Element boundary records
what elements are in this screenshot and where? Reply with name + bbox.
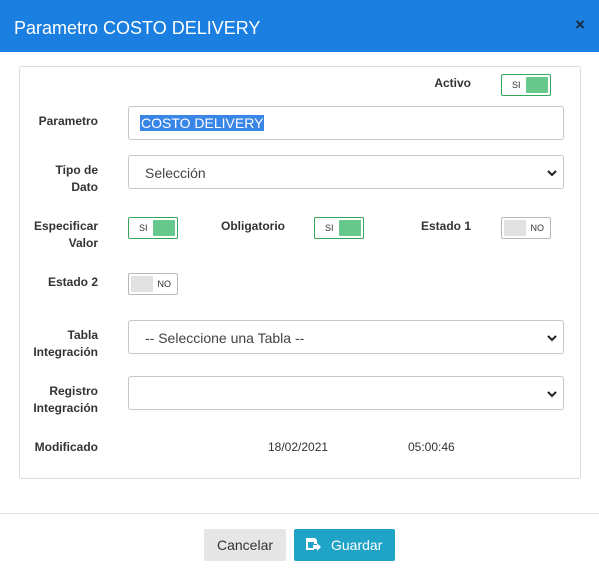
parametro-value: COSTO DELIVERY (140, 115, 265, 131)
cancel-button[interactable]: Cancelar (204, 529, 286, 561)
especificar-valor-toggle[interactable]: SI (128, 217, 178, 239)
toggle-label: NO (530, 223, 545, 233)
estado2-toggle[interactable]: NO (128, 273, 178, 295)
activo-label: Activo (434, 76, 471, 90)
toggle-knob (504, 220, 526, 236)
toggle-knob (526, 77, 548, 93)
modal-header: Parametro COSTO DELIVERY × (0, 0, 599, 52)
tipo-dato-selected: Selección (145, 165, 206, 181)
footer-divider (0, 513, 599, 514)
modificado-time: 05:00:46 (408, 440, 455, 454)
save-button-label: Guardar (331, 537, 383, 553)
tabla-integracion-label: Tabla Integración (33, 328, 98, 359)
tabla-integracion-selected: -- Seleccione una Tabla -- (145, 330, 305, 346)
toggle-label: SI (139, 223, 148, 233)
toggle-label: SI (512, 80, 521, 90)
toggle-knob (131, 276, 153, 292)
save-button[interactable]: Guardar (294, 529, 395, 561)
estado2-label: Estado 2 (47, 275, 98, 289)
toggle-label: NO (157, 279, 172, 289)
especificar-valor-label: Especificar Valor (33, 219, 98, 250)
obligatorio-label: Obligatorio (221, 219, 285, 233)
estado1-toggle[interactable]: NO (501, 217, 551, 239)
registro-integracion-label: Registro Integración (33, 384, 98, 415)
chevron-down-icon (547, 391, 557, 398)
toggle-label: SI (325, 223, 334, 233)
save-icon (306, 538, 321, 551)
toggle-knob (339, 220, 361, 236)
parametro-input[interactable]: COSTO DELIVERY (128, 106, 564, 140)
modificado-label: Modificado (34, 440, 98, 454)
tabla-integracion-select[interactable]: -- Seleccione una Tabla -- (128, 320, 564, 354)
chevron-down-icon (547, 170, 557, 177)
obligatorio-toggle[interactable]: SI (314, 217, 364, 239)
tipo-dato-select[interactable]: Selección (128, 155, 564, 189)
activo-toggle[interactable]: SI (501, 74, 551, 96)
cancel-button-label: Cancelar (217, 537, 274, 553)
parametro-label: Parametro (38, 114, 98, 128)
chevron-down-icon (547, 335, 557, 342)
registro-integracion-select[interactable] (128, 376, 564, 410)
modal-title: Parametro COSTO DELIVERY (14, 18, 261, 38)
toggle-knob (153, 220, 175, 236)
modificado-date: 18/02/2021 (268, 440, 329, 454)
estado1-label: Estado 1 (420, 219, 471, 233)
close-icon[interactable]: × (575, 16, 585, 34)
tipo-dato-label: Tipo de Dato (55, 163, 98, 194)
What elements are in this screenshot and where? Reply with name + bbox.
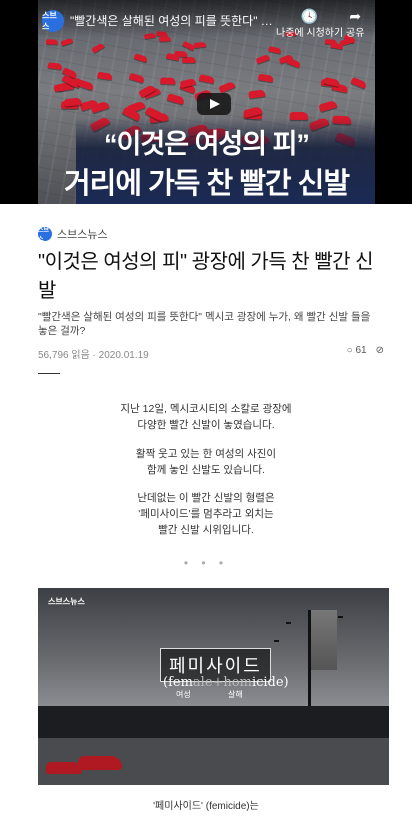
bird	[338, 616, 343, 618]
bird	[274, 640, 279, 642]
overlay-english-mid: ale+hom	[192, 675, 252, 690]
red-shoe	[78, 756, 122, 770]
article-title: "이것은 여성의 피" 광장에 가득 찬 빨간 신발	[38, 251, 374, 302]
content-separator: • • •	[183, 556, 229, 570]
article-meta: 56,796 읽음 · 2020.01.19	[38, 346, 149, 361]
overlay-english-close: icide)	[251, 675, 289, 690]
article-actions: ○ 61 ⊘	[347, 345, 384, 356]
bird	[286, 622, 291, 624]
view-count: 56,796 읽음	[38, 350, 90, 361]
flag	[311, 610, 337, 670]
red-shoe	[159, 77, 176, 85]
image-watermark: 스브스뉴스	[48, 597, 85, 606]
body-paragraph-2: 활짝 웃고 있는 한 여성의 사진이 함께 놓인 신발도 있습니다.	[135, 448, 277, 476]
share-arrow-icon: ➦	[349, 8, 362, 24]
overlay-sub-murder: 살해	[228, 690, 243, 699]
watch-later-label: 나중에 시청하기	[276, 28, 344, 39]
red-shoe	[64, 97, 83, 107]
palace-silhouette	[38, 706, 389, 742]
meta-separator: ·	[92, 350, 96, 361]
clock-icon: 🕓	[300, 8, 319, 24]
overlay-femicide-english: (female+homicide)	[163, 675, 289, 690]
body-paragraph-3: 난데없는 이 빨간 신발의 형렬은 '페미사이드'를 멈추라고 외치는 빨간 신…	[137, 492, 275, 536]
image-caption: '페미사이드' (femicide)는	[153, 801, 259, 812]
comment-count: 61	[355, 345, 367, 356]
publish-date: 2020.01.19	[98, 350, 149, 361]
publisher[interactable]: 스브스 스브스뉴스	[38, 226, 108, 243]
share-label: 공유	[346, 28, 365, 39]
overlay-english-open: (fem	[163, 675, 193, 690]
comment-icon: ○	[346, 345, 353, 356]
video-title[interactable]: "빨간색은 살해된 여성의 피를 뜻한다" 멕시...	[70, 12, 280, 29]
section-divider	[38, 373, 60, 374]
video-headline-line1: “이것은 여성의 피”	[104, 129, 310, 159]
red-shoe	[194, 41, 207, 49]
video-player[interactable]: 스브스 "빨간색은 살해된 여성의 피를 뜻한다" 멕시... 🕓 나중에 시청…	[0, 0, 412, 204]
watch-later-button[interactable]: 🕓 나중에 시청하기	[276, 8, 343, 39]
article-image[interactable]: 스브스뉴스 페미사이드 (female+homicide) 여성 살해	[38, 588, 389, 785]
channel-avatar[interactable]: 스브스	[42, 10, 64, 32]
red-shoe	[182, 56, 196, 63]
more-options-icon[interactable]: ⊘	[376, 345, 384, 356]
article-summary: "빨간색은 살해된 여성의 피를 뜻한다" 멕시코 광장에 누가, 왜 빨간 신…	[38, 311, 371, 337]
red-shoe	[46, 762, 82, 774]
overlay-sub-woman: 여성	[176, 690, 191, 699]
publisher-logo: 스브스	[38, 227, 52, 243]
video-headline-line2: 거리에 가득 찬 빨간 신발	[63, 168, 350, 200]
play-icon[interactable]	[197, 93, 231, 115]
red-shoe	[45, 39, 58, 45]
publisher-name[interactable]: 스브스뉴스	[57, 226, 108, 242]
body-paragraph-1: 지난 12일, 멕시코시티의 소칼로 광장에 다양한 빨간 신발이 놓였습니다.	[120, 403, 292, 431]
comments-button[interactable]: ○ 61	[347, 345, 367, 356]
share-button[interactable]: ➦ 공유	[346, 8, 364, 39]
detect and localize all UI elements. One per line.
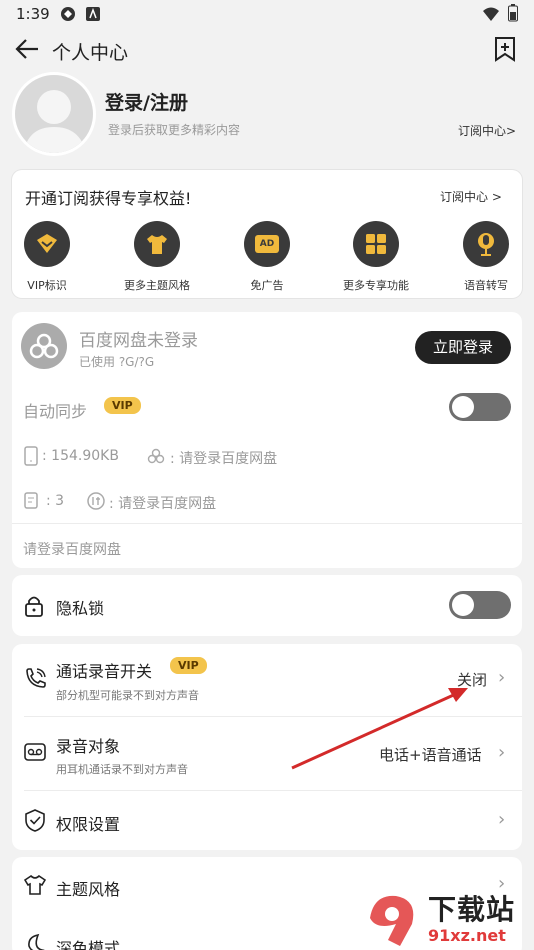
site-watermark: 下载站 91xz.net <box>362 888 534 950</box>
annotation-arrow <box>291 688 468 770</box>
watermark-domain: 91xz.net <box>428 926 506 945</box>
watermark-brand: 下载站 <box>428 893 516 926</box>
watermark-logo-icon <box>370 895 414 946</box>
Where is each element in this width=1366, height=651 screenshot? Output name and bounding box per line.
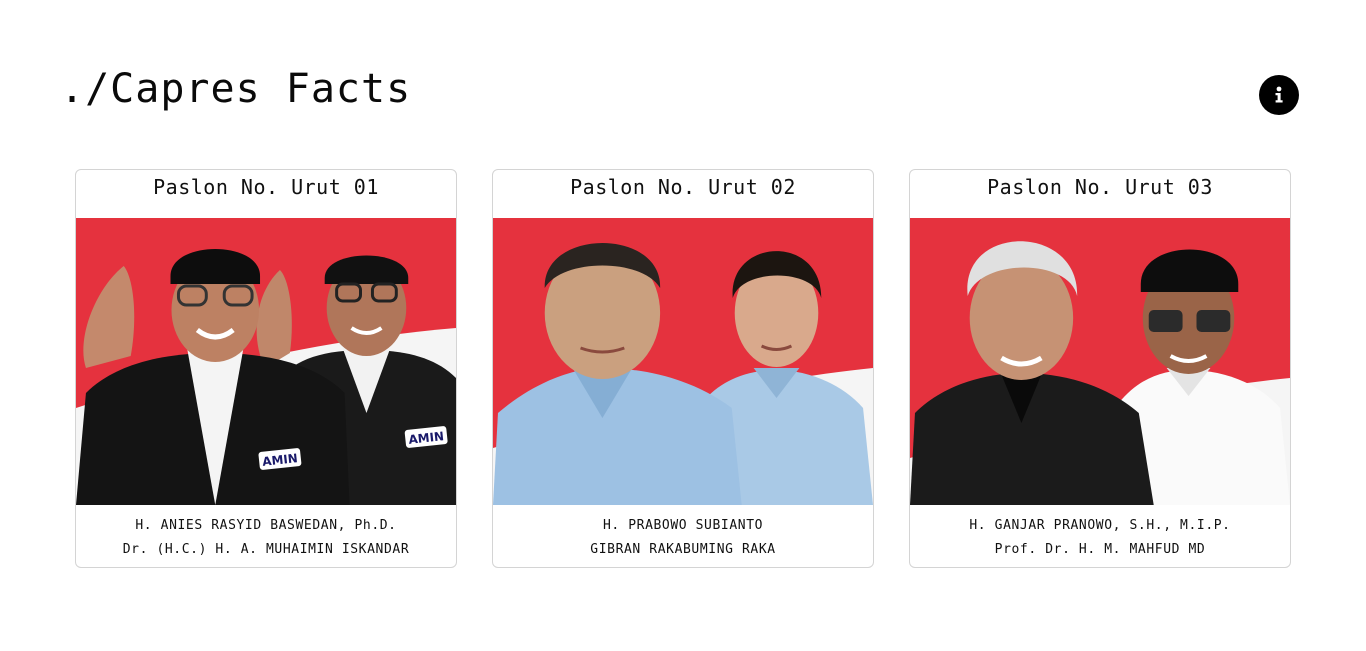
president-name: H. PRABOWO SUBIANTO <box>602 518 764 533</box>
candidate-card-03[interactable]: Paslon No. Urut 03 H. GANJAR PRANOWO, S.… <box>909 169 1291 568</box>
candidate-card-02[interactable]: Paslon No. Urut 02 H. PRABOWO SUBIANTO G… <box>492 169 874 568</box>
president-name: H. ANIES RASYID BASWEDAN, Ph.D. <box>135 518 397 533</box>
info-button[interactable] <box>1259 75 1299 115</box>
page-title: ./Capres Facts <box>60 66 412 112</box>
info-icon <box>1268 84 1290 106</box>
card-names: H. PRABOWO SUBIANTO GIBRAN RAKABUMING RA… <box>493 505 873 567</box>
card-heading: Paslon No. Urut 02 <box>570 175 796 199</box>
card-heading: Paslon No. Urut 03 <box>987 175 1213 199</box>
candidate-cards: Paslon No. Urut 01 AMIN AMIN H. ANIES RA… <box>75 169 1291 568</box>
vice-president-name: Prof. Dr. H. M. MAHFUD MD <box>994 542 1206 557</box>
vice-president-name: GIBRAN RAKABUMING RAKA <box>590 542 776 557</box>
card-names: H. GANJAR PRANOWO, S.H., M.I.P. Prof. Dr… <box>910 505 1290 567</box>
president-name: H. GANJAR PRANOWO, S.H., M.I.P. <box>969 518 1231 533</box>
card-names: H. ANIES RASYID BASWEDAN, Ph.D. Dr. (H.C… <box>76 505 456 567</box>
candidate-photo-01: AMIN AMIN <box>76 218 456 505</box>
candidate-card-01[interactable]: Paslon No. Urut 01 AMIN AMIN H. ANIES RA… <box>75 169 457 568</box>
vice-president-name: Dr. (H.C.) H. A. MUHAIMIN ISKANDAR <box>122 542 410 557</box>
candidate-photo-02 <box>493 218 873 505</box>
candidate-photo-03 <box>910 218 1290 505</box>
page: ./Capres Facts Paslon No. Urut 01 AMIN A… <box>0 0 1366 651</box>
card-heading: Paslon No. Urut 01 <box>153 175 379 199</box>
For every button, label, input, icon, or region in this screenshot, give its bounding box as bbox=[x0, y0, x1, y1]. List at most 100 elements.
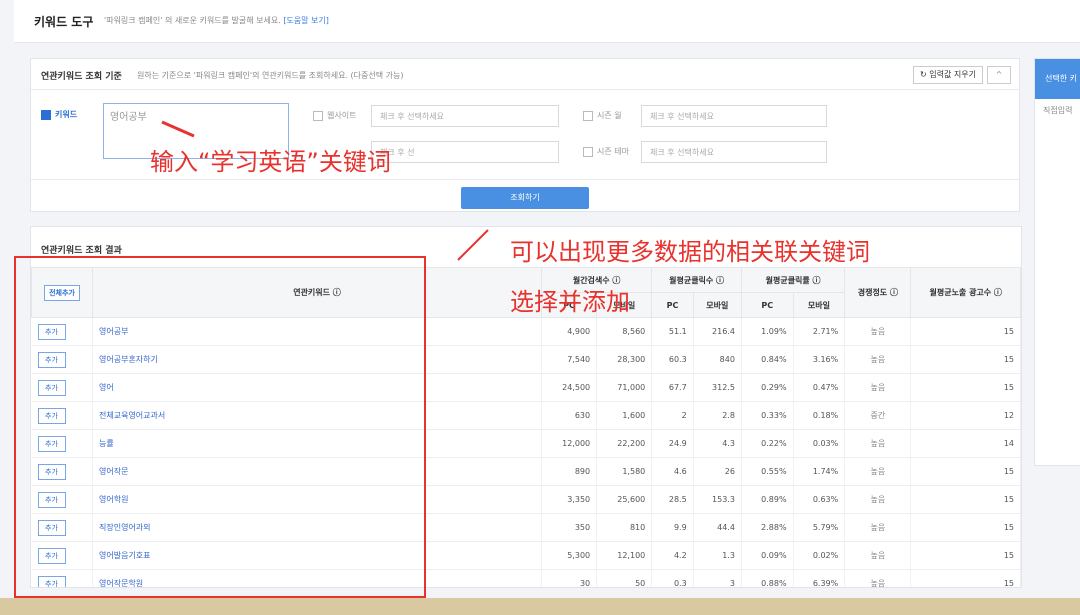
cell-rpc: 0.29% bbox=[741, 373, 794, 402]
checkbox-checked-icon bbox=[41, 109, 51, 120]
cell-rpc: 0.22% bbox=[741, 429, 794, 458]
help-link[interactable]: [도움말 보기] bbox=[283, 16, 329, 25]
cell-pc: 350 bbox=[541, 513, 598, 542]
collapse-button[interactable]: ^ bbox=[987, 66, 1011, 84]
cell-pc: 5,300 bbox=[541, 541, 598, 570]
cell-comp: 높음 bbox=[844, 345, 912, 374]
checkbox-icon bbox=[583, 110, 593, 121]
cell-ads: 15 bbox=[910, 485, 1021, 514]
cell-mo: 50 bbox=[596, 569, 653, 587]
cell-ads: 15 bbox=[910, 317, 1021, 346]
ad-count-header[interactable]: 월평균노출 광고수 ⓘ bbox=[910, 267, 1021, 318]
cell-comp: 높음 bbox=[844, 569, 912, 587]
refresh-icon: ↻ bbox=[920, 70, 927, 79]
cell-rmo: 0.02% bbox=[793, 541, 846, 570]
cell-mo: 22,200 bbox=[596, 429, 653, 458]
app-frame: 키워드 도구 '파워링크 캠페인' 의 새로운 키워드를 발굴해 보세요. [도… bbox=[0, 0, 1080, 615]
cell-ads: 15 bbox=[910, 345, 1021, 374]
cell-pc: 30 bbox=[541, 569, 598, 587]
website-select[interactable]: 체크 후 선택하세요 bbox=[371, 105, 559, 127]
competition-header[interactable]: 경쟁정도 ⓘ bbox=[844, 267, 912, 318]
cell-rpc: 0.09% bbox=[741, 541, 794, 570]
cell-ads: 14 bbox=[910, 429, 1021, 458]
cell-rmo: 1.74% bbox=[793, 457, 846, 486]
annotation-input-keyword: 输入“学习英语”关键词 bbox=[150, 148, 391, 176]
arrow-icon bbox=[161, 120, 195, 138]
criteria-header: 연관키워드 조회 기준 원하는 기준으로 '파워링크 캠페인'의 연관키워드를 … bbox=[31, 59, 1019, 90]
selected-keywords-panel: 선택한 키 직접입력 bbox=[1034, 58, 1080, 466]
cell-comp: 높음 bbox=[844, 541, 912, 570]
keyword-checkbox[interactable]: 키워드 bbox=[41, 109, 77, 120]
checkbox-icon bbox=[583, 146, 593, 157]
cell-comp: 중간 bbox=[844, 401, 912, 430]
page-header: 키워드 도구 '파워링크 캠페인' 의 새로운 키워드를 발굴해 보세요. [도… bbox=[14, 0, 1080, 43]
direct-input-label[interactable]: 직접입력 bbox=[1035, 99, 1080, 122]
cell-mo: 810 bbox=[596, 513, 653, 542]
cell-rpc: 2.88% bbox=[741, 513, 794, 542]
season-month-label: 시즌 월 bbox=[597, 111, 622, 120]
season-theme-select[interactable]: 체크 후 선택하세요 bbox=[641, 141, 827, 163]
cell-rpc: 1.09% bbox=[741, 317, 794, 346]
cell-rmo: 3.16% bbox=[793, 345, 846, 374]
cell-cmo: 153.3 bbox=[693, 485, 742, 514]
checkbox-icon bbox=[313, 110, 323, 121]
cell-cpc: 60.3 bbox=[651, 345, 694, 374]
reset-input-label: 입력값 지우기 bbox=[929, 70, 976, 79]
cell-mo: 8,560 bbox=[596, 317, 653, 346]
criteria-title: 연관키워드 조회 기준 bbox=[41, 72, 122, 82]
cell-cpc: 28.5 bbox=[651, 485, 694, 514]
page-title: 키워드 도구 bbox=[34, 15, 94, 29]
cell-rpc: 0.88% bbox=[741, 569, 794, 587]
cell-ads: 15 bbox=[910, 569, 1021, 587]
arrow-icon bbox=[457, 229, 489, 261]
cell-cpc: 2 bbox=[651, 401, 694, 430]
cell-cmo: 26 bbox=[693, 457, 742, 486]
cell-rmo: 6.39% bbox=[793, 569, 846, 587]
season-month-checkbox[interactable]: 시즌 월 bbox=[583, 110, 622, 121]
cell-ads: 12 bbox=[910, 401, 1021, 430]
cell-rmo: 2.71% bbox=[793, 317, 846, 346]
cell-mo: 1,580 bbox=[596, 457, 653, 486]
annotation-related-keywords: 可以出现更多数据的相关联关键词 bbox=[510, 238, 870, 266]
season-month-select[interactable]: 체크 후 선택하세요 bbox=[641, 105, 827, 127]
cell-pc: 630 bbox=[541, 401, 598, 430]
website-checkbox-label: 웹사이트 bbox=[327, 111, 357, 120]
click-pc-header[interactable]: PC bbox=[651, 292, 694, 318]
cell-rpc: 0.33% bbox=[741, 401, 794, 430]
cell-mo: 71,000 bbox=[596, 373, 653, 402]
search-button[interactable]: 조회하기 bbox=[461, 187, 589, 209]
cell-rmo: 0.18% bbox=[793, 401, 846, 430]
ctr-pc-header[interactable]: PC bbox=[740, 292, 794, 318]
page-description-text: '파워링크 캠페인' 의 새로운 키워드를 발굴해 보세요. bbox=[104, 16, 281, 25]
cell-ads: 15 bbox=[910, 513, 1021, 542]
click-mobile-header[interactable]: 모바일 bbox=[692, 292, 742, 318]
cell-rmo: 0.47% bbox=[793, 373, 846, 402]
cell-cpc: 24.9 bbox=[651, 429, 694, 458]
reset-input-button[interactable]: ↻ 입력값 지우기 bbox=[913, 66, 983, 84]
hidden-select[interactable]: 체크 후 선 bbox=[371, 141, 559, 163]
page-description: '파워링크 캠페인' 의 새로운 키워드를 발굴해 보세요. [도움말 보기] bbox=[104, 15, 329, 26]
keyword-checkbox-label: 키워드 bbox=[55, 110, 78, 119]
cell-comp: 높음 bbox=[844, 429, 912, 458]
cell-rmo: 5.79% bbox=[793, 513, 846, 542]
criteria-subtitle: 원하는 기준으로 '파워링크 캠페인'의 연관키워드를 조회하세요. (다중선택… bbox=[137, 71, 404, 80]
cell-comp: 높음 bbox=[844, 485, 912, 514]
season-theme-checkbox[interactable]: 시즌 테마 bbox=[583, 146, 629, 157]
cell-mo: 12,100 bbox=[596, 541, 653, 570]
cell-rpc: 0.55% bbox=[741, 457, 794, 486]
search-bar: 조회하기 bbox=[31, 179, 1019, 212]
cell-cpc: 51.1 bbox=[651, 317, 694, 346]
cell-comp: 높음 bbox=[844, 513, 912, 542]
cell-rpc: 0.89% bbox=[741, 485, 794, 514]
cell-rmo: 0.63% bbox=[793, 485, 846, 514]
website-checkbox[interactable]: 웹사이트 bbox=[313, 110, 356, 121]
ctr-mobile-header[interactable]: 모바일 bbox=[792, 292, 846, 318]
cell-rmo: 0.03% bbox=[793, 429, 846, 458]
cell-cmo: 44.4 bbox=[693, 513, 742, 542]
monthly-click-header[interactable]: 월평균클릭수 ⓘ bbox=[651, 267, 742, 293]
monthly-ctr-header[interactable]: 월평균클릭률 ⓘ bbox=[740, 267, 846, 293]
cell-pc: 4,900 bbox=[541, 317, 598, 346]
bottom-bar bbox=[0, 598, 1080, 615]
cell-cmo: 4.3 bbox=[693, 429, 742, 458]
cell-ads: 15 bbox=[910, 541, 1021, 570]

→ **SHORT PROBLEM**: Starting with the line with "parametro-value: COSTO DELIVERY" and going on through the line with "parametro-input[interactable]: COSTO DELIVERY", rewrite the listing with "toggle-knob" swapped for "switch-knob" and everything else left as it is.

→ **CORRECT RESPONSE**:
parametro-value: COSTO DELIVERY (140, 115, 265, 131)
cancel-button[interactable]: Cancelar (204, 529, 286, 561)
especificar-valor-toggle[interactable]: SI (128, 217, 178, 239)
toggle-label: NO (530, 223, 545, 233)
estado2-toggle[interactable]: NO (128, 273, 178, 295)
activo-label: Activo (434, 76, 471, 90)
switch-knob (504, 220, 526, 236)
switch-knob (526, 77, 548, 93)
modal-header: Parametro COSTO DELIVERY × (0, 0, 599, 52)
tipo-dato-selected: Selección (145, 165, 206, 181)
footer-divider (0, 513, 599, 514)
modificado-time: 05:00:46 (408, 440, 455, 454)
save-button-label: Guardar (331, 537, 383, 553)
tabla-integracion-label: Tabla Integración (33, 328, 98, 359)
tabla-integracion-selected: -- Seleccione una Tabla -- (145, 330, 305, 346)
toggle-label: SI (139, 223, 148, 233)
toggle-label: SI (512, 80, 521, 90)
switch-knob (131, 276, 153, 292)
save-button[interactable]: Guardar (294, 529, 395, 561)
estado2-label: Estado 2 (47, 275, 98, 289)
toggle-label: NO (157, 279, 172, 289)
especificar-valor-label: Especificar Valor (33, 219, 98, 250)
obligatorio-label: Obligatorio (221, 219, 285, 233)
estado1-toggle[interactable]: NO (501, 217, 551, 239)
registro-integracion-label: Registro Integración (33, 384, 98, 415)
chevron-down-icon (547, 391, 557, 398)
toggle-label: SI (325, 223, 334, 233)
save-icon (306, 538, 321, 551)
switch-knob (339, 220, 361, 236)
parametro-input[interactable]: COSTO DELIVERY (128, 106, 564, 140)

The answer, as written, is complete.